## [Your instructions]
Put every line of the items below into a Markdown table with the columns "Row" and "Text", numbering the rows and skipping blank lines. Leave the pictures out of the table.

## [Provided material]
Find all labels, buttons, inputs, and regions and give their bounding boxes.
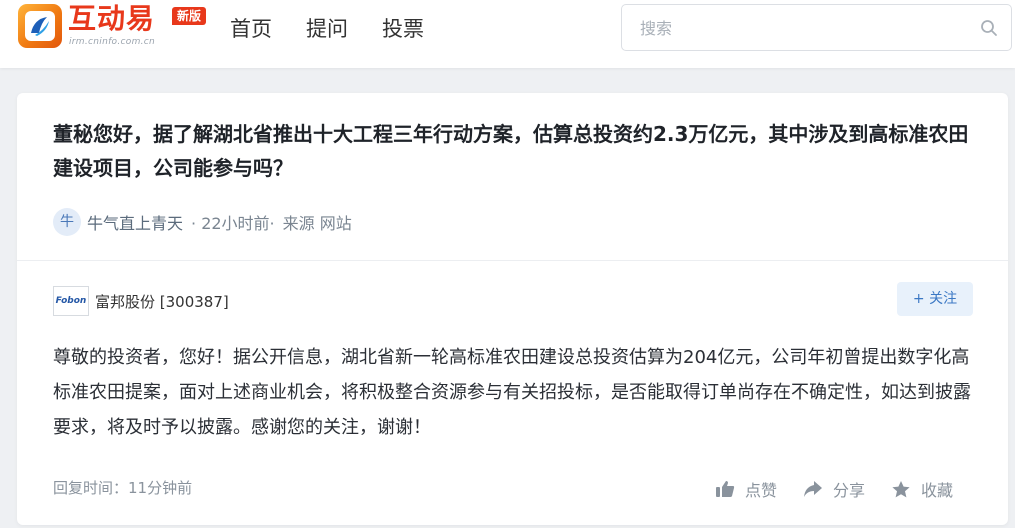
reply-time: 回复时间：11分钟前	[53, 479, 193, 497]
star-icon	[892, 480, 910, 497]
main-nav: 首页 提问 投票	[230, 14, 458, 44]
follow-button[interactable]: + 关注	[897, 282, 973, 316]
share-button[interactable]: 分享	[803, 477, 865, 501]
question-source: 来源 网站	[282, 214, 352, 233]
search-box	[621, 4, 1012, 51]
thumbs-up-icon	[716, 481, 735, 497]
divider	[17, 260, 1008, 261]
asker-meta: 牛 牛气直上青天 · 22小时前· 来源 网站	[53, 208, 352, 236]
share-arrow-icon	[804, 481, 823, 497]
favorite-button[interactable]: 收藏	[891, 477, 953, 501]
like-button[interactable]: 点赞	[715, 477, 777, 501]
favorite-label: 收藏	[921, 481, 954, 500]
nav-vote[interactable]: 投票	[382, 14, 424, 44]
question-title[interactable]: 董秘您好，据了解湖北省推出十大工程三年行动方案，估算总投资约2.3万亿元，其中涉…	[53, 117, 983, 185]
qa-card: 董秘您好，据了解湖北省推出十大工程三年行动方案，估算总投资约2.3万亿元，其中涉…	[17, 93, 1008, 525]
nav-ask[interactable]: 提问	[306, 14, 348, 44]
logo-icon[interactable]	[18, 4, 62, 48]
avatar[interactable]: 牛	[53, 208, 81, 236]
search-input[interactable]	[640, 17, 960, 39]
like-label: 点赞	[745, 481, 778, 500]
answer-text: 尊敬的投资者，您好！据公开信息，湖北省新一轮高标准农田建设总投资估算为204亿元…	[53, 347, 971, 438]
company-logo: Fobon	[53, 286, 89, 316]
search-icon[interactable]	[980, 19, 998, 37]
share-label: 分享	[833, 481, 866, 500]
asker-name[interactable]: 牛气直上青天	[87, 210, 183, 234]
company-info[interactable]: Fobon 富邦股份 [300387]	[53, 286, 229, 316]
top-header: 互动易 irm.cninfo.com.cn 新版 首页 提问 投票	[0, 0, 1015, 68]
answer-actions: 点赞 分享 收藏	[715, 477, 953, 501]
logo-subtitle: irm.cninfo.com.cn	[69, 37, 156, 47]
new-version-badge: 新版	[172, 7, 207, 25]
question-time: · 22小时前·	[191, 214, 275, 233]
logo-title[interactable]: 互动易	[68, 2, 155, 36]
nav-home[interactable]: 首页	[230, 14, 272, 44]
company-name[interactable]: 富邦股份 [300387]	[95, 291, 229, 312]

## [The completed task]
| Row | Text |
|---|---|
| 1 | Find all labels, buttons, inputs, and regions and give their bounding boxes. |
| 2 | reply-time: 回复时间：11分钟前	[53, 479, 193, 497] |
| 3 | star-icon	[892, 480, 910, 497] |
| 4 | main-nav: 首页 提问 投票	[230, 14, 458, 44] |
| 5 | follow-button[interactable]: + 关注	[897, 282, 973, 316] |
| 6 | share-button[interactable]: 分享	[803, 477, 865, 501] |
| 7 | question-source: 来源 网站	[282, 214, 352, 233] |
| 8 | search-box	[621, 4, 1012, 51] |
| 9 | thumbs-up-icon	[716, 481, 735, 497] |
| 10 | divider	[17, 260, 1008, 261] |
| 11 | asker-meta: 牛 牛气直上青天 · 22小时前· 来源 网站	[53, 208, 352, 236] |
| 12 | share-arrow-icon	[804, 481, 823, 497] |
| 13 | favorite-button[interactable]: 收藏	[891, 477, 953, 501] |
| 14 | like-button[interactable]: 点赞	[715, 477, 777, 501] |
| 15 | favorite-label: 收藏	[921, 481, 954, 500] |
| 16 | nav-vote[interactable]: 投票	[382, 14, 424, 44] |
| 17 | question-title[interactable]: 董秘您好，据了解湖北省推出十大工程三年行动方案，估算总投资约2.3万亿元，其中涉…	[53, 117, 983, 185] |
| 18 | qa-card: 董秘您好，据了解湖北省推出十大工程三年行动方案，估算总投资约2.3万亿元，其中涉…	[17, 93, 1008, 525] |
| 19 | nav-ask[interactable]: 提问	[306, 14, 348, 44] |
| 20 | logo-icon[interactable]	[18, 4, 62, 48] |
| 21 | avatar[interactable]: 牛	[53, 208, 81, 236] |
| 22 | search-input[interactable]	[640, 17, 960, 39] |
| 23 | like-label: 点赞	[745, 481, 778, 500] |
| 24 | answer-text: 尊敬的投资者，您好！据公开信息，湖北省新一轮高标准农田建设总投资估算为204亿元…	[53, 347, 971, 438] |
| 25 | company-logo: Fobon	[53, 286, 89, 316] |
| 26 | search-icon[interactable]	[980, 19, 998, 37] |
| 27 | share-label: 分享	[833, 481, 866, 500] |
| 28 | asker-name[interactable]: 牛气直上青天	[87, 210, 183, 234] |
| 29 | company-info[interactable]: Fobon 富邦股份 [300387]	[53, 286, 229, 316] |
| 30 | top-header: 互动易 irm.cninfo.com.cn 新版 首页 提问 投票	[0, 0, 1015, 68] |
| 31 | answer-actions: 点赞 分享 收藏	[715, 477, 953, 501] |
| 32 | logo-subtitle: irm.cninfo.com.cn	[69, 37, 156, 47] |
| 33 | new-version-badge: 新版	[172, 7, 207, 25] |
| 34 | question-time: · 22小时前·	[191, 214, 275, 233] |
| 35 | logo-title[interactable]: 互动易	[68, 2, 155, 36] |
| 36 | nav-home[interactable]: 首页	[230, 14, 272, 44] |
| 37 | company-name[interactable]: 富邦股份 [300387]	[95, 291, 229, 312] |